### EXERCISE
Pictures do not belong in your copy. Repeat all the other data exactly.

### SUPPLIED MATERIAL
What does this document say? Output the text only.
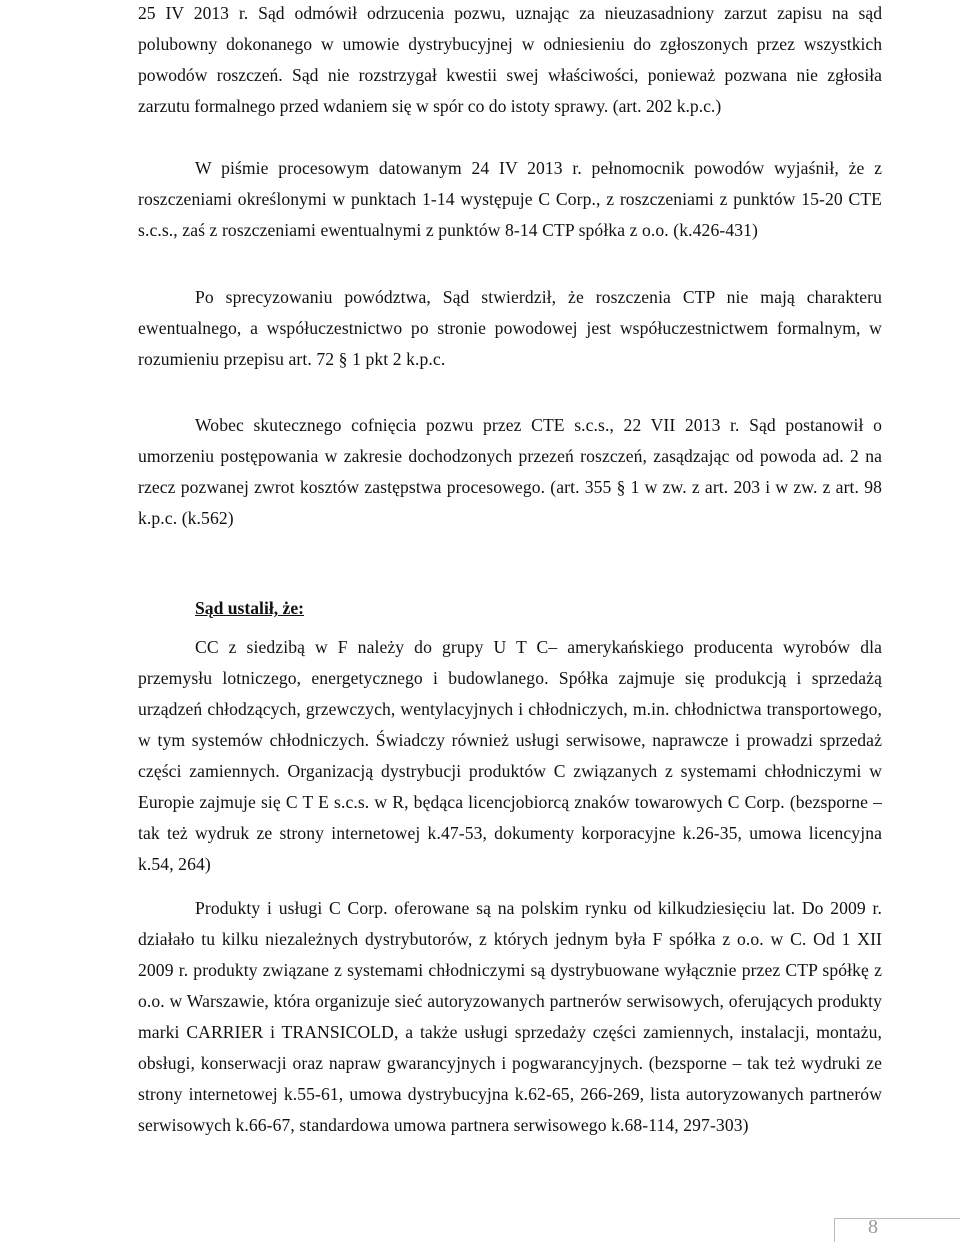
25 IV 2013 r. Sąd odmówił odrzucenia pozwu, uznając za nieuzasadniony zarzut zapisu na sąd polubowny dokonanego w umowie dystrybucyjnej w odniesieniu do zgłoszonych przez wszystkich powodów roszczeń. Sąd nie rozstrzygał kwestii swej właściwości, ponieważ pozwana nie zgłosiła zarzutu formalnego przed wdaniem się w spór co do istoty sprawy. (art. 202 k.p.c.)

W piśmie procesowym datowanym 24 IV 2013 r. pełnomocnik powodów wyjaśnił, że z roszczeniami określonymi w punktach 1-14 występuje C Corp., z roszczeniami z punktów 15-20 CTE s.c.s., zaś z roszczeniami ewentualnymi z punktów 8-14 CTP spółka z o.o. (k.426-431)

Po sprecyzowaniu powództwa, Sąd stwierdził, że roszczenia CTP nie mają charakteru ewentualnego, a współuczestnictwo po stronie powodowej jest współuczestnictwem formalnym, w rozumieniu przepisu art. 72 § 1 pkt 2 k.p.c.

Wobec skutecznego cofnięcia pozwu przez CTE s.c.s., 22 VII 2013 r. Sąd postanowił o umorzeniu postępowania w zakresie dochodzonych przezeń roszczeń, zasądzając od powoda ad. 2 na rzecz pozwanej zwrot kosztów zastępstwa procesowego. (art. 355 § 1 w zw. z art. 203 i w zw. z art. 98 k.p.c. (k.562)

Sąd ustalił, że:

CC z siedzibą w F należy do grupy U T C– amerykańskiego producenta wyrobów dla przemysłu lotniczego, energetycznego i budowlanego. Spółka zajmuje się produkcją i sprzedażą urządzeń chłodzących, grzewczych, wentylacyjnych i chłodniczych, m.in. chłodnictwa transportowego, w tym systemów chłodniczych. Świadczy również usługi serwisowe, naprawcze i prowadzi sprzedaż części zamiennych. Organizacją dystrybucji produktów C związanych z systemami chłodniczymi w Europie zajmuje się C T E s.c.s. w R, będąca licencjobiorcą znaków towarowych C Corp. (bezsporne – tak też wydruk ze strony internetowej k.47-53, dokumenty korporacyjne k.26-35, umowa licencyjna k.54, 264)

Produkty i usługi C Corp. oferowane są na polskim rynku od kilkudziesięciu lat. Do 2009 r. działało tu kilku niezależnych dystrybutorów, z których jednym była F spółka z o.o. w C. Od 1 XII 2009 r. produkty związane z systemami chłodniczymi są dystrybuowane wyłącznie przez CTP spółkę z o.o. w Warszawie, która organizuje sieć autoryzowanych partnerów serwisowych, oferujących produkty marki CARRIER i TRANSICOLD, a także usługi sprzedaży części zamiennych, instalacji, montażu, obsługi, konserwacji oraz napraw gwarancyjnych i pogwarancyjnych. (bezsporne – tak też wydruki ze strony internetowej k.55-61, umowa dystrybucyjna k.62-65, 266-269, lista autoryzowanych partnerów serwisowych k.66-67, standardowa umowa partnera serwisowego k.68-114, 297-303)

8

### CORRECT ANSWER
What does this document say? Output the text only.
25 IV 2013 r. Sąd odmówił odrzucenia pozwu, uznając za nieuzasadniony zarzut zapisu na sąd polubowny dokonanego w umowie dystrybucyjnej w odniesieniu do zgłoszonych przez wszystkich powodów roszczeń. Sąd nie rozstrzygał kwestii swej właściwości, ponieważ pozwana nie zgłosiła zarzutu formalnego przed wdaniem się w spór co do istoty sprawy. (art. 202 k.p.c.)

W piśmie procesowym datowanym 24 IV 2013 r. pełnomocnik powodów wyjaśnił, że z roszczeniami określonymi w punktach 1-14 występuje C Corp., z roszczeniami z punktów 15-20 CTE s.c.s., zaś z roszczeniami ewentualnymi z punktów 8-14 CTP spółka z o.o. (k.426-431)

Po sprecyzowaniu powództwa, Sąd stwierdził, że roszczenia CTP nie mają charakteru ewentualnego, a współuczestnictwo po stronie powodowej jest współuczestnictwem formalnym, w rozumieniu przepisu art. 72 § 1 pkt 2 k.p.c.

Wobec skutecznego cofnięcia pozwu przez CTE s.c.s., 22 VII 2013 r. Sąd postanowił o umorzeniu postępowania w zakresie dochodzonych przezeń roszczeń, zasądzając od powoda ad. 2 na rzecz pozwanej zwrot kosztów zastępstwa procesowego. (art. 355 § 1 w zw. z art. 203 i w zw. z art. 98 k.p.c. (k.562)

Sąd ustalił, że:

CC z siedzibą w F należy do grupy U T C– amerykańskiego producenta wyrobów dla przemysłu lotniczego, energetycznego i budowlanego. Spółka zajmuje się produkcją i sprzedażą urządzeń chłodzących, grzewczych, wentylacyjnych i chłodniczych, m.in. chłodnictwa transportowego, w tym systemów chłodniczych. Świadczy również usługi serwisowe, naprawcze i prowadzi sprzedaż części zamiennych. Organizacją dystrybucji produktów C związanych z systemami chłodniczymi w Europie zajmuje się C T E s.c.s. w R, będąca licencjobiorcą znaków towarowych C Corp. (bezsporne – tak też wydruk ze strony internetowej k.47-53, dokumenty korporacyjne k.26-35, umowa licencyjna k.54, 264)

Produkty i usługi C Corp. oferowane są na polskim rynku od kilkudziesięciu lat. Do 2009 r. działało tu kilku niezależnych dystrybutorów, z których jednym była F spółka z o.o. w C. Od 1 XII 2009 r. produkty związane z systemami chłodniczymi są dystrybuowane wyłącznie przez CTP spółkę z o.o. w Warszawie, która organizuje sieć autoryzowanych partnerów serwisowych, oferujących produkty marki CARRIER i TRANSICOLD, a także usługi sprzedaży części zamiennych, instalacji, montażu, obsługi, konserwacji oraz napraw gwarancyjnych i pogwarancyjnych. (bezsporne – tak też wydruki ze strony internetowej k.55-61, umowa dystrybucyjna k.62-65, 266-269, lista autoryzowanych partnerów serwisowych k.66-67, standardowa umowa partnera serwisowego k.68-114, 297-303)

8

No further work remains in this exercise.